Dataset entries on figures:
*****
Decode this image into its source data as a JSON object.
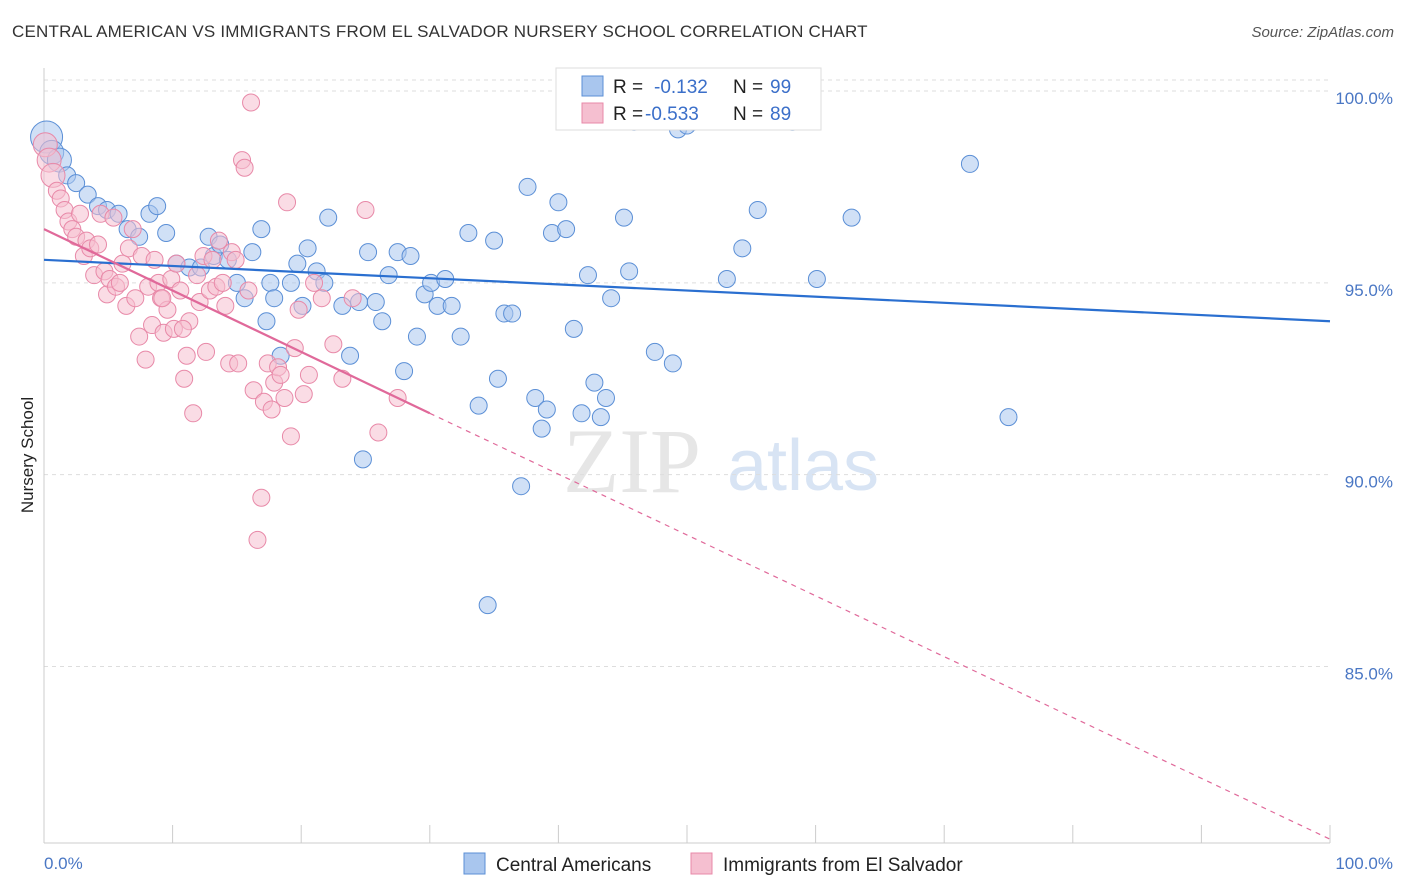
{
  "title": "CENTRAL AMERICAN VS IMMIGRANTS FROM EL SALVADOR NURSERY SCHOOL CORRELATION CHART",
  "source": "Source: ZipAtlas.com",
  "watermark": {
    "zip": "ZIP",
    "atlas": "atlas"
  },
  "colors": {
    "blue_fill": "#a9c6ee",
    "blue_stroke": "#5b8fd6",
    "blue_line": "#2a6fd0",
    "pink_fill": "#f5bfd0",
    "pink_stroke": "#e889a8",
    "pink_line": "#e0699a",
    "tick_text": "#4a77c4",
    "grid": "#dddddd"
  },
  "legend_top": {
    "rows": [
      {
        "r_label": "R =",
        "r_value": "-0.132",
        "n_label": "N =",
        "n_value": "99",
        "color": "blue"
      },
      {
        "r_label": "R =",
        "r_value": "-0.533",
        "n_label": "N =",
        "n_value": "89",
        "color": "pink"
      }
    ]
  },
  "chart_data": {
    "type": "scatter",
    "title": "CENTRAL AMERICAN VS IMMIGRANTS FROM EL SALVADOR NURSERY SCHOOL CORRELATION CHART",
    "xlabel": "",
    "ylabel": "Nursery School",
    "xlim": [
      0,
      100
    ],
    "ylim": [
      80.4,
      100.6
    ],
    "x_tick_labels": [
      "0.0%",
      "100.0%"
    ],
    "y_ticks": [
      {
        "value": 100,
        "label": "100.0%"
      },
      {
        "value": 95,
        "label": "95.0%"
      },
      {
        "value": 90,
        "label": "90.0%"
      },
      {
        "value": 85,
        "label": "85.0%"
      }
    ],
    "grid": true,
    "legend_position": "bottom",
    "series": [
      {
        "name": "Central Americans",
        "color": "blue",
        "trend": {
          "x": [
            0,
            100
          ],
          "y": [
            95.6,
            94.0
          ]
        },
        "points": [
          [
            0.2,
            98.8
          ],
          [
            0.6,
            98.4
          ],
          [
            1.2,
            98.2
          ],
          [
            1.8,
            97.8
          ],
          [
            2.5,
            97.6
          ],
          [
            3.4,
            97.3
          ],
          [
            4.2,
            97.0
          ],
          [
            4.9,
            96.9
          ],
          [
            5.8,
            96.8
          ],
          [
            6.5,
            96.4
          ],
          [
            7.4,
            96.2
          ],
          [
            8.2,
            96.8
          ],
          [
            8.8,
            97.0
          ],
          [
            9.5,
            96.3
          ],
          [
            10.3,
            95.5
          ],
          [
            11.3,
            95.4
          ],
          [
            12.2,
            95.4
          ],
          [
            12.8,
            96.2
          ],
          [
            13.2,
            95.7
          ],
          [
            13.7,
            96.0
          ],
          [
            14.3,
            95.6
          ],
          [
            15.0,
            95.0
          ],
          [
            15.6,
            94.6
          ],
          [
            16.2,
            95.8
          ],
          [
            16.9,
            96.4
          ],
          [
            17.3,
            94.0
          ],
          [
            17.6,
            95.0
          ],
          [
            17.9,
            94.6
          ],
          [
            18.4,
            93.1
          ],
          [
            19.2,
            95.0
          ],
          [
            19.7,
            95.5
          ],
          [
            20.1,
            94.4
          ],
          [
            20.5,
            95.9
          ],
          [
            21.2,
            95.3
          ],
          [
            21.8,
            95.0
          ],
          [
            22.1,
            96.7
          ],
          [
            23.2,
            94.4
          ],
          [
            23.8,
            93.1
          ],
          [
            24.5,
            94.5
          ],
          [
            24.8,
            90.4
          ],
          [
            25.2,
            95.8
          ],
          [
            25.8,
            94.5
          ],
          [
            26.3,
            94.0
          ],
          [
            26.8,
            95.2
          ],
          [
            27.5,
            95.8
          ],
          [
            28.0,
            92.7
          ],
          [
            28.5,
            95.7
          ],
          [
            29.0,
            93.6
          ],
          [
            29.6,
            94.7
          ],
          [
            30.1,
            95.0
          ],
          [
            30.6,
            94.4
          ],
          [
            31.2,
            95.1
          ],
          [
            31.7,
            94.4
          ],
          [
            32.4,
            93.6
          ],
          [
            33.0,
            96.3
          ],
          [
            33.8,
            91.8
          ],
          [
            34.5,
            86.6
          ],
          [
            35.0,
            96.1
          ],
          [
            35.3,
            92.5
          ],
          [
            35.8,
            94.2
          ],
          [
            36.4,
            94.2
          ],
          [
            37.1,
            89.7
          ],
          [
            37.6,
            97.5
          ],
          [
            38.2,
            92.0
          ],
          [
            38.7,
            91.2
          ],
          [
            39.1,
            91.7
          ],
          [
            39.5,
            96.3
          ],
          [
            40.0,
            97.1
          ],
          [
            40.6,
            96.4
          ],
          [
            41.2,
            93.8
          ],
          [
            41.8,
            91.6
          ],
          [
            42.3,
            95.2
          ],
          [
            42.8,
            92.4
          ],
          [
            43.3,
            91.5
          ],
          [
            43.7,
            92.0
          ],
          [
            44.1,
            94.6
          ],
          [
            45.1,
            96.7
          ],
          [
            45.5,
            95.3
          ],
          [
            45.9,
            99.2
          ],
          [
            47.5,
            93.2
          ],
          [
            48.9,
            92.9
          ],
          [
            49.3,
            99.0
          ],
          [
            50.0,
            99.1
          ],
          [
            50.5,
            99.2
          ],
          [
            50.8,
            99.3
          ],
          [
            51.0,
            99.4
          ],
          [
            51.2,
            99.5
          ],
          [
            51.5,
            99.4
          ],
          [
            51.8,
            99.3
          ],
          [
            52.2,
            99.6
          ],
          [
            52.5,
            100.0
          ],
          [
            53.1,
            95.1
          ],
          [
            54.3,
            95.9
          ],
          [
            55.5,
            96.9
          ],
          [
            58.2,
            99.2
          ],
          [
            60.1,
            95.1
          ],
          [
            62.8,
            96.7
          ],
          [
            72.0,
            98.1
          ],
          [
            75.0,
            91.5
          ]
        ]
      },
      {
        "name": "Immigrants from El Salvador",
        "color": "pink",
        "trend": {
          "x": [
            0,
            30
          ],
          "y": [
            96.4,
            91.6
          ],
          "dashed_to": {
            "x": 100,
            "y": 80.5
          }
        },
        "points": [
          [
            0.1,
            98.6
          ],
          [
            0.4,
            98.2
          ],
          [
            0.7,
            97.8
          ],
          [
            1.0,
            97.4
          ],
          [
            1.3,
            97.2
          ],
          [
            1.6,
            96.9
          ],
          [
            1.9,
            96.6
          ],
          [
            2.2,
            96.4
          ],
          [
            2.5,
            96.2
          ],
          [
            2.8,
            96.8
          ],
          [
            3.1,
            95.7
          ],
          [
            3.3,
            96.1
          ],
          [
            3.6,
            95.9
          ],
          [
            3.9,
            95.2
          ],
          [
            4.2,
            96.0
          ],
          [
            4.4,
            96.8
          ],
          [
            4.7,
            95.3
          ],
          [
            4.9,
            94.7
          ],
          [
            5.1,
            95.1
          ],
          [
            5.4,
            96.7
          ],
          [
            5.6,
            94.9
          ],
          [
            5.9,
            95.0
          ],
          [
            6.1,
            95.5
          ],
          [
            6.4,
            94.4
          ],
          [
            6.6,
            95.9
          ],
          [
            6.9,
            96.4
          ],
          [
            7.1,
            94.6
          ],
          [
            7.4,
            93.6
          ],
          [
            7.6,
            95.7
          ],
          [
            7.9,
            93.0
          ],
          [
            8.1,
            94.9
          ],
          [
            8.4,
            93.9
          ],
          [
            8.6,
            95.6
          ],
          [
            8.9,
            95.0
          ],
          [
            9.1,
            94.6
          ],
          [
            9.3,
            93.7
          ],
          [
            9.6,
            94.3
          ],
          [
            9.9,
            95.1
          ],
          [
            10.1,
            93.8
          ],
          [
            10.3,
            95.5
          ],
          [
            10.6,
            94.8
          ],
          [
            10.9,
            92.5
          ],
          [
            11.1,
            93.1
          ],
          [
            11.3,
            94.0
          ],
          [
            11.6,
            91.6
          ],
          [
            11.9,
            95.2
          ],
          [
            12.1,
            94.5
          ],
          [
            12.4,
            95.7
          ],
          [
            12.6,
            93.2
          ],
          [
            12.9,
            94.8
          ],
          [
            13.1,
            95.6
          ],
          [
            13.4,
            94.9
          ],
          [
            13.6,
            96.1
          ],
          [
            13.9,
            95.0
          ],
          [
            14.1,
            94.4
          ],
          [
            14.4,
            92.9
          ],
          [
            14.6,
            95.8
          ],
          [
            14.9,
            95.6
          ],
          [
            15.1,
            92.9
          ],
          [
            15.4,
            98.2
          ],
          [
            15.6,
            98.0
          ],
          [
            15.9,
            94.8
          ],
          [
            16.1,
            99.7
          ],
          [
            16.3,
            92.2
          ],
          [
            16.6,
            88.3
          ],
          [
            16.9,
            89.4
          ],
          [
            17.1,
            91.9
          ],
          [
            17.4,
            92.9
          ],
          [
            17.7,
            91.7
          ],
          [
            17.9,
            92.4
          ],
          [
            18.2,
            92.8
          ],
          [
            18.4,
            92.6
          ],
          [
            18.7,
            92.0
          ],
          [
            18.9,
            97.1
          ],
          [
            19.2,
            91.0
          ],
          [
            19.5,
            93.3
          ],
          [
            19.8,
            94.3
          ],
          [
            20.2,
            92.1
          ],
          [
            20.6,
            92.6
          ],
          [
            21.0,
            95.0
          ],
          [
            21.6,
            94.6
          ],
          [
            22.5,
            93.4
          ],
          [
            23.2,
            92.5
          ],
          [
            24.0,
            94.6
          ],
          [
            25.0,
            96.9
          ],
          [
            26.0,
            91.1
          ],
          [
            27.5,
            92.0
          ],
          [
            9.2,
            94.6
          ],
          [
            10.8,
            93.8
          ]
        ]
      }
    ]
  },
  "legend_bottom": [
    {
      "label": "Central Americans",
      "color": "blue"
    },
    {
      "label": "Immigrants from El Salvador",
      "color": "pink"
    }
  ]
}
*****
## What you should do
Show every line in the records above that contains the word "name".

## Exercise response
        "name": "Central Americans",
        "name": "Immigrants from El Salvador",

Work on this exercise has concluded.